■ TO DO:
Extract all of the data and reproduce it precisely.

■ MATERIAL FOR THE TASK:

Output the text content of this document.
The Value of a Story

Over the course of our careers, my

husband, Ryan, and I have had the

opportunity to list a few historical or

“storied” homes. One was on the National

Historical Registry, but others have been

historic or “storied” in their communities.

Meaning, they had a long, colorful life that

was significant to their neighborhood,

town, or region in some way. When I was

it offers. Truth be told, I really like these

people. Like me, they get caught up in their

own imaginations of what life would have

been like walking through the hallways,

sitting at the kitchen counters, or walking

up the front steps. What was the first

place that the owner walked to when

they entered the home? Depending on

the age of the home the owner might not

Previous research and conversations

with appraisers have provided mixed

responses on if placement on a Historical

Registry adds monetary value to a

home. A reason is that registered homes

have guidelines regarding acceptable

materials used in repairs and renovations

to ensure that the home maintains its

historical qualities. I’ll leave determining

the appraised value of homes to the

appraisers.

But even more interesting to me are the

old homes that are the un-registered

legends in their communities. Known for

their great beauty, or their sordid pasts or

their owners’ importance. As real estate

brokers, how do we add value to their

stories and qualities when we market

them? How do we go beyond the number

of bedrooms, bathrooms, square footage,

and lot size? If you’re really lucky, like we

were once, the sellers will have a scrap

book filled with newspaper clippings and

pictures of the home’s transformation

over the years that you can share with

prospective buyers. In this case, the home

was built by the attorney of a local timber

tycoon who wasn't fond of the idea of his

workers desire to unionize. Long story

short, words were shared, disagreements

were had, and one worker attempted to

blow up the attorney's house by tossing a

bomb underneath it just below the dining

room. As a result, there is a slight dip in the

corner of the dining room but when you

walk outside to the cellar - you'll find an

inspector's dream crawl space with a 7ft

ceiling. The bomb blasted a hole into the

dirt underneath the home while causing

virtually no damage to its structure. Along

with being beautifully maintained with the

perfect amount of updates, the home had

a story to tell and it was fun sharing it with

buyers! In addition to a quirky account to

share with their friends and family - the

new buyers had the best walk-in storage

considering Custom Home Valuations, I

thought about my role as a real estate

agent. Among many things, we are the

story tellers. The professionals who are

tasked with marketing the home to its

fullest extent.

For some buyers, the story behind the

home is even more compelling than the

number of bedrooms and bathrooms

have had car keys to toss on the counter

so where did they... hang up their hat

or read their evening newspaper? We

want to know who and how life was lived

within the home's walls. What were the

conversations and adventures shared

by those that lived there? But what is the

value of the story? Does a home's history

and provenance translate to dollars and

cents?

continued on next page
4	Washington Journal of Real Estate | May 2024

■ EXERCISE OUTPUT:
Output the text content of this document.
The Value of a Story

Over the course of our careers, my

husband, Ryan, and I have had the

opportunity to list a few historical or

“storied” homes. One was on the National

Historical Registry, but others have been

historic or “storied” in their communities.

Meaning, they had a long, colorful life that

was significant to their neighborhood,

town, or region in some way. When I was

it offers. Truth be told, I really like these

people. Like me, they get caught up in their

own imaginations of what life would have

been like walking through the hallways,

sitting at the kitchen counters, or walking

up the front steps. What was the first

place that the owner walked to when

they entered the home? Depending on

the age of the home the owner might not

Previous research and conversations

with appraisers have provided mixed

responses on if placement on a Historical

Registry adds monetary value to a

home. A reason is that registered homes

have guidelines regarding acceptable

materials used in repairs and renovations

to ensure that the home maintains its

historical qualities. I’ll leave determining

the appraised value of homes to the

appraisers.

But even more interesting to me are the

old homes that are the un-registered

legends in their communities. Known for

their great beauty, or their sordid pasts or

their owners’ importance. As real estate

brokers, how do we add value to their

stories and qualities when we market

them? How do we go beyond the number

of bedrooms, bathrooms, square footage,

and lot size? If you’re really lucky, like we

were once, the sellers will have a scrap

book filled with newspaper clippings and

pictures of the home’s transformation

over the years that you can share with

prospective buyers. In this case, the home

was built by the attorney of a local timber

tycoon who wasn't fond of the idea of his

workers desire to unionize. Long story

short, words were shared, disagreements

were had, and one worker attempted to

blow up the attorney's house by tossing a

bomb underneath it just below the dining

room. As a result, there is a slight dip in the

corner of the dining room but when you

walk outside to the cellar - you'll find an

inspector's dream crawl space with a 7ft

ceiling. The bomb blasted a hole into the

dirt underneath the home while causing

virtually no damage to its structure. Along

with being beautifully maintained with the

perfect amount of updates, the home had

a story to tell and it was fun sharing it with

buyers! In addition to a quirky account to

share with their friends and family - the

new buyers had the best walk-in storage

considering Custom Home Valuations, I

thought about my role as a real estate

agent. Among many things, we are the

story tellers. The professionals who are

tasked with marketing the home to its

fullest extent.

For some buyers, the story behind the

home is even more compelling than the

number of bedrooms and bathrooms

have had car keys to toss on the counter

so where did they... hang up their hat

or read their evening newspaper? We

want to know who and how life was lived

within the home's walls. What were the

conversations and adventures shared

by those that lived there? But what is the

value of the story? Does a home's history

and provenance translate to dollars and

cents?

continued on next page
4	Washington Journal of Real Estate | May 2024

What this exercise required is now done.